[begin INPUT RECORDS]

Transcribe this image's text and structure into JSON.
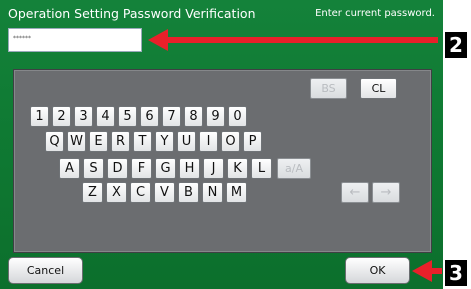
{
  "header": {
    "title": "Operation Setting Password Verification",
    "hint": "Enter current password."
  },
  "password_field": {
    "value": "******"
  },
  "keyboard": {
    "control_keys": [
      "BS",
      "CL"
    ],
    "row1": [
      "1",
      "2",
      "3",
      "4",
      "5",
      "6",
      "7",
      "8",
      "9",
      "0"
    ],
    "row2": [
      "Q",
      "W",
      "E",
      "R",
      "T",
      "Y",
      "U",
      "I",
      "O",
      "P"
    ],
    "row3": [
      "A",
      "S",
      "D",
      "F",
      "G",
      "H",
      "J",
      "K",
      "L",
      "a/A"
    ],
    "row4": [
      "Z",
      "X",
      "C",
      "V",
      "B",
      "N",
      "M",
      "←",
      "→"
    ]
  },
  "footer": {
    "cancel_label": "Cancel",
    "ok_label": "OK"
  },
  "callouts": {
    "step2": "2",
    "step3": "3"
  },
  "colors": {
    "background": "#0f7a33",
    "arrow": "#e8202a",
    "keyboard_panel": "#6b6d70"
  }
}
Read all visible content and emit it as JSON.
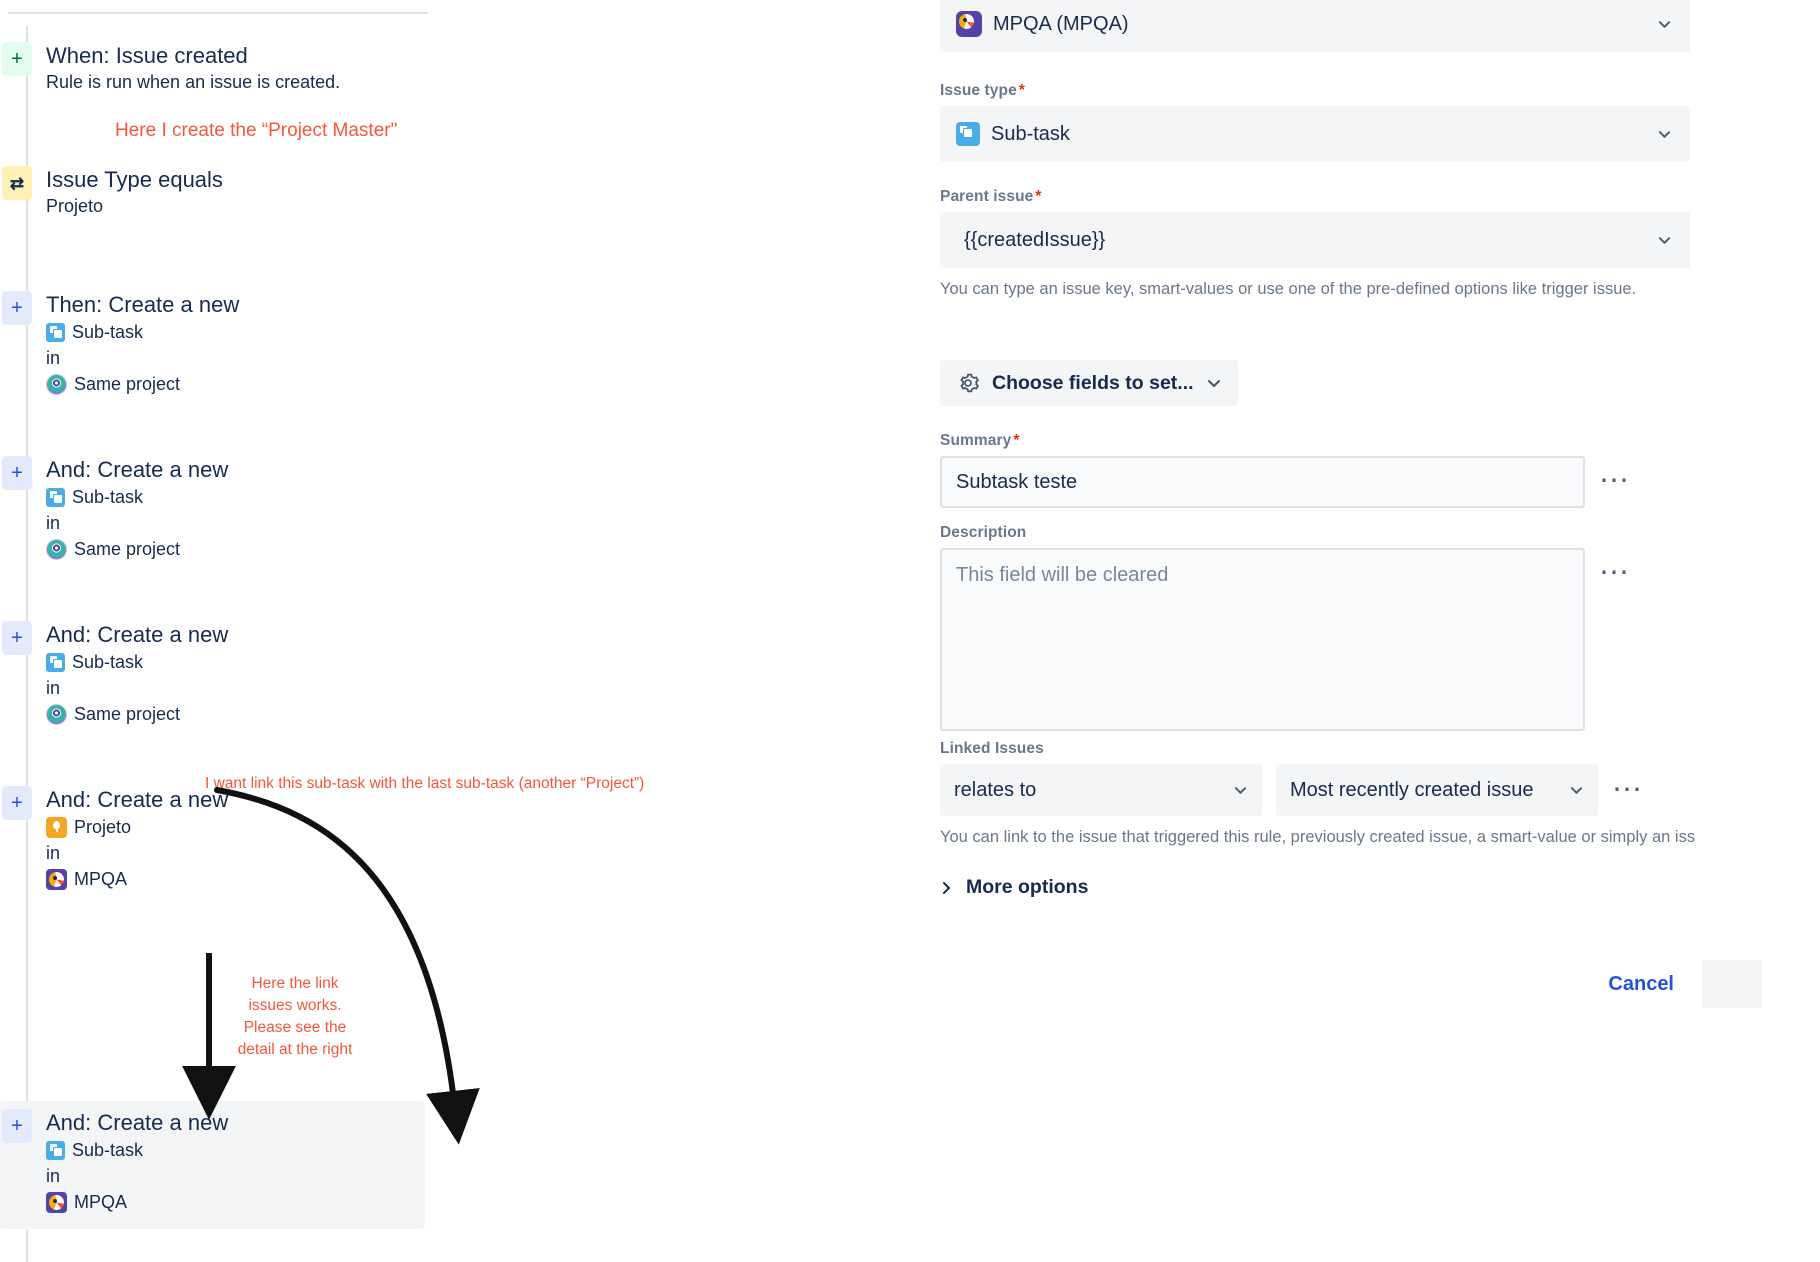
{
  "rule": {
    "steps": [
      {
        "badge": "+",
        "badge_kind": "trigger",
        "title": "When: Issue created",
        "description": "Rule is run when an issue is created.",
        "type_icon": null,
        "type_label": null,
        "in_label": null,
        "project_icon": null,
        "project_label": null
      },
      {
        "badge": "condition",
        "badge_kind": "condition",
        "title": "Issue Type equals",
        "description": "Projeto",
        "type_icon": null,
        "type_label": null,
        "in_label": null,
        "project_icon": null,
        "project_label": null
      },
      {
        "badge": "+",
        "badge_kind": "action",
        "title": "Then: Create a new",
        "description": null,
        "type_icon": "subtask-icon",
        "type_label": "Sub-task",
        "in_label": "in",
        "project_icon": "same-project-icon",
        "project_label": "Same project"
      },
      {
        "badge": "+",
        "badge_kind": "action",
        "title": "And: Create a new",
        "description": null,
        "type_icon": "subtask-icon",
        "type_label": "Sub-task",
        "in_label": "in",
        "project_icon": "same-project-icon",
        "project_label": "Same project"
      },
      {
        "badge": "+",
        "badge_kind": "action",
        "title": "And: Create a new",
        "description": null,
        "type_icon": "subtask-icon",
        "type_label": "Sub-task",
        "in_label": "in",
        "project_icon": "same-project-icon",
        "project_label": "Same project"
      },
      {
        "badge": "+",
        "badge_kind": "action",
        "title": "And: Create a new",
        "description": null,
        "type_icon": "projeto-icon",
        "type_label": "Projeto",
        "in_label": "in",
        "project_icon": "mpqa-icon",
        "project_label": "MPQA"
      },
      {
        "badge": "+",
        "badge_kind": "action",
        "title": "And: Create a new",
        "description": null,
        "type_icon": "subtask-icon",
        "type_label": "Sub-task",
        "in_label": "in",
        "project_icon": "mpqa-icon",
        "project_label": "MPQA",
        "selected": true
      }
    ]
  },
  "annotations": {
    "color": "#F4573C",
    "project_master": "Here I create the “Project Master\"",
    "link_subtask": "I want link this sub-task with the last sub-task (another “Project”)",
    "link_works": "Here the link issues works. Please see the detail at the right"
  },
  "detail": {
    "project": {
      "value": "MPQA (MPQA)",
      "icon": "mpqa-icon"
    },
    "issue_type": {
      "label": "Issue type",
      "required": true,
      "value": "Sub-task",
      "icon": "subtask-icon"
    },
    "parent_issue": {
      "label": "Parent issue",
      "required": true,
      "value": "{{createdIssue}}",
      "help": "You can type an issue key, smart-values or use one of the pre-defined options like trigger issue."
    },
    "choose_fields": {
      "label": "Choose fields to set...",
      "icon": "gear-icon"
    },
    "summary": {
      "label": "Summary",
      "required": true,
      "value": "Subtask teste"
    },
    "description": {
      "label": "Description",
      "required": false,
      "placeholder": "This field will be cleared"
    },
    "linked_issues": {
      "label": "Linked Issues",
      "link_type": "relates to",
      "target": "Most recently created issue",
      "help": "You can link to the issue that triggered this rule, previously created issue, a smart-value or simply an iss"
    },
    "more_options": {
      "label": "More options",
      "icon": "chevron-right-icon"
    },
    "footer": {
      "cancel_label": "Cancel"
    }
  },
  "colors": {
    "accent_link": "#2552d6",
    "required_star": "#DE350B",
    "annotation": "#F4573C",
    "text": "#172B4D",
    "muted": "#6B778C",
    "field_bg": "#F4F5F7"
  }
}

[end INPUT RECORDS]

◆ **WRITTEN TASK**: Set the pictures aside and transcribe the data above exactly.

◆ **CORRECT RESPONSE**:
Transcribe this image's text and structure into JSON.
{
  "header": {
    "title": "Operation Setting Password Verification",
    "hint": "Enter current password."
  },
  "password_field": {
    "value": "******"
  },
  "keyboard": {
    "control_keys": [
      "BS",
      "CL"
    ],
    "row1": [
      "1",
      "2",
      "3",
      "4",
      "5",
      "6",
      "7",
      "8",
      "9",
      "0"
    ],
    "row2": [
      "Q",
      "W",
      "E",
      "R",
      "T",
      "Y",
      "U",
      "I",
      "O",
      "P"
    ],
    "row3": [
      "A",
      "S",
      "D",
      "F",
      "G",
      "H",
      "J",
      "K",
      "L",
      "a/A"
    ],
    "row4": [
      "Z",
      "X",
      "C",
      "V",
      "B",
      "N",
      "M",
      "←",
      "→"
    ]
  },
  "footer": {
    "cancel_label": "Cancel",
    "ok_label": "OK"
  },
  "callouts": {
    "step2": "2",
    "step3": "3"
  },
  "colors": {
    "background": "#0f7a33",
    "arrow": "#e8202a",
    "keyboard_panel": "#6b6d70"
  }
}
Read all visible content and emit it as JSON.
{
  "rule": {
    "steps": [
      {
        "badge": "+",
        "badge_kind": "trigger",
        "title": "When: Issue created",
        "description": "Rule is run when an issue is created.",
        "type_icon": null,
        "type_label": null,
        "in_label": null,
        "project_icon": null,
        "project_label": null
      },
      {
        "badge": "condition",
        "badge_kind": "condition",
        "title": "Issue Type equals",
        "description": "Projeto",
        "type_icon": null,
        "type_label": null,
        "in_label": null,
        "project_icon": null,
        "project_label": null
      },
      {
        "badge": "+",
        "badge_kind": "action",
        "title": "Then: Create a new",
        "description": null,
        "type_icon": "subtask-icon",
        "type_label": "Sub-task",
        "in_label": "in",
        "project_icon": "same-project-icon",
        "project_label": "Same project"
      },
      {
        "badge": "+",
        "badge_kind": "action",
        "title": "And: Create a new",
        "description": null,
        "type_icon": "subtask-icon",
        "type_label": "Sub-task",
        "in_label": "in",
        "project_icon": "same-project-icon",
        "project_label": "Same project"
      },
      {
        "badge": "+",
        "badge_kind": "action",
        "title": "And: Create a new",
        "description": null,
        "type_icon": "subtask-icon",
        "type_label": "Sub-task",
        "in_label": "in",
        "project_icon": "same-project-icon",
        "project_label": "Same project"
      },
      {
        "badge": "+",
        "badge_kind": "action",
        "title": "And: Create a new",
        "description": null,
        "type_icon": "projeto-icon",
        "type_label": "Projeto",
        "in_label": "in",
        "project_icon": "mpqa-icon",
        "project_label": "MPQA"
      },
      {
        "badge": "+",
        "badge_kind": "action",
        "title": "And: Create a new",
        "description": null,
        "type_icon": "subtask-icon",
        "type_label": "Sub-task",
        "in_label": "in",
        "project_icon": "mpqa-icon",
        "project_label": "MPQA",
        "selected": true
      }
    ]
  },
  "annotations": {
    "color": "#F4573C",
    "project_master": "Here I create the “Project Master\"",
    "link_subtask": "I want link this sub-task with the last sub-task (another “Project”)",
    "link_works": "Here the link issues works. Please see the detail at the right"
  },
  "detail": {
    "project": {
      "value": "MPQA (MPQA)",
      "icon": "mpqa-icon"
    },
    "issue_type": {
      "label": "Issue type",
      "required": true,
      "value": "Sub-task",
      "icon": "subtask-icon"
    },
    "parent_issue": {
      "label": "Parent issue",
      "required": true,
      "value": "{{createdIssue}}",
      "help": "You can type an issue key, smart-values or use one of the pre-defined options like trigger issue."
    },
    "choose_fields": {
      "label": "Choose fields to set...",
      "icon": "gear-icon"
    },
    "summary": {
      "label": "Summary",
      "required": true,
      "value": "Subtask teste"
    },
    "description": {
      "label": "Description",
      "required": false,
      "placeholder": "This field will be cleared"
    },
    "linked_issues": {
      "label": "Linked Issues",
      "link_type": "relates to",
      "target": "Most recently created issue",
      "help": "You can link to the issue that triggered this rule, previously created issue, a smart-value or simply an iss"
    },
    "more_options": {
      "label": "More options",
      "icon": "chevron-right-icon"
    },
    "footer": {
      "cancel_label": "Cancel"
    }
  },
  "colors": {
    "accent_link": "#2552d6",
    "required_star": "#DE350B",
    "annotation": "#F4573C",
    "text": "#172B4D",
    "muted": "#6B778C",
    "field_bg": "#F4F5F7"
  }
}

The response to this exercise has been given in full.